Work to complete.
From the entries that follow, list every line in which the string "شعرا" appears.

--- start of Input records ---

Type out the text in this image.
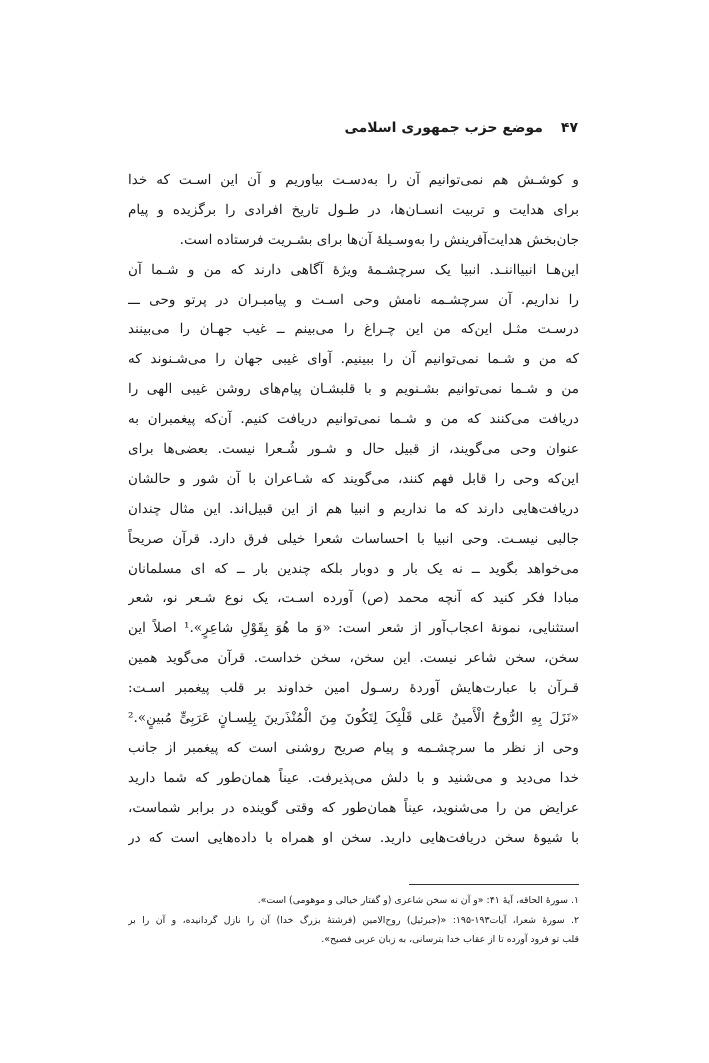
۴۷موضع حزب جمهوری اسلامی
و کوشـش هم نمی‌توانیم آن را به‌دسـت بیاوریم و آن این اسـت که خدا
برای هدایت و تربیت انسـان‌ها، در طـول تاریخ افرادی را برگزیده و پیام
جان‌بخش هدایت‌آفرینش را به‌وسـیلهٔ آن‌ها برای بشـریت فرستاده است.
این‌هـا انبیااننـد. انبیا یک سرچشـمهٔ ویژهٔ آگاهی دارند که من و شـما آن
را نداریم. آن سرچشـمه نامش وحی اسـت و پیامبـران در پرتو وحی ـــ
درسـت مثـل این‌که من این چـراغ را می‌بینم ــ غیب جهـان را می‌بینند
که من و شـما نمی‌توانیم آن را ببینیم. آوای غیبی جهان را می‌شـنوند که
من و شـما نمی‌توانیم بشـنویم و با قلبشـان پیام‌های روشن غیبی الهی را
دریافت می‌کنند که من و شـما نمی‌توانیم دریافت کنیم. آن‌که پیغمبران به
عنوان وحی می‌گویند، از قبیل حال و شـور شُـعرا نیست. بعضی‌ها برای
این‌که وحی را قابل فهم کنند، می‌گویند که شـاعران با آن شور و حالشان
دریافت‌هایی دارند که ما نداریم و انبیا هم از این قبیل‌اند. این مثال چندان
جالبی نیسـت. وحی انبیا با احساسات شعرا خیلی فرق دارد. قرآن صریحاً
می‌خواهد بگوید ــ نه یک بار و دوبار بلکه چندین بار ــ که ای مسلمانان
مبادا فکر کنید که آنچه محمد (ص) آورده اسـت، یک نوع شـعر نو، شعر
استثنایی، نمونهٔ اعجاب‌آور از شعر است: «وَ ما هُوَ بِقَوْلِ شاعِرٍ».¹ اصلاً این
سخن، سخن شاعر نیست. این سخن، سخن خداست. قرآن می‌گوید همین
قـرآن با عبارت‌هایش آوردهٔ رسـول امین خداوند بر قلب پیغمبر اسـت:
«نَزَلَ بِهِ الرُّوحُ الْأَمینُ عَلى قَلْبِکَ لِتَکُونَ مِنَ الْمُنْذَرینَ بِلِسـانٍ عَرَبِیٍّ مُبینٍ».²
وحی از نظر ما سرچشـمه و پیام صریح روشنی است که پیغمبر از جانب
خدا می‌دید و می‌شنید و با دلش می‌پذیرفت. عیناً همان‌طور که شما دارید
عرایض من را می‌شنوید، عیناً همان‌طور که وقتی گوینده در برابر شماست،
با شیوهٔ سخن دریافت‌هایی دارید. سخن او همراه با داده‌هایی است که در
۱. سورهٔ الحاقه، آیهٔ ۴۱: «و آن نه سخن شاعری (و گفتار خیالی و موهومی) است».
۲. سورهٔ شعرا، آیات۱۹۳-۱۹۵: «(جبرئیل) روح‌الامین (فرشتهٔ بزرگ خدا) آن را نازل گردانیده، و آن را بر
قلب تو فرود آورده تا از عقاب خدا بترسانی، به زبان عربی فصیح».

--- end of Input records ---

Answer to the exercise.
جالبی نیسـت. وحی انبیا با احساسات شعرا خیلی فرق دارد. قرآن صریحاً
۲. سورهٔ شعرا، آیات۱۹۳-۱۹۵: «(جبرئیل) روح‌الامین (فرشتهٔ بزرگ خدا) آن را نازل گردانیده، و آن را بر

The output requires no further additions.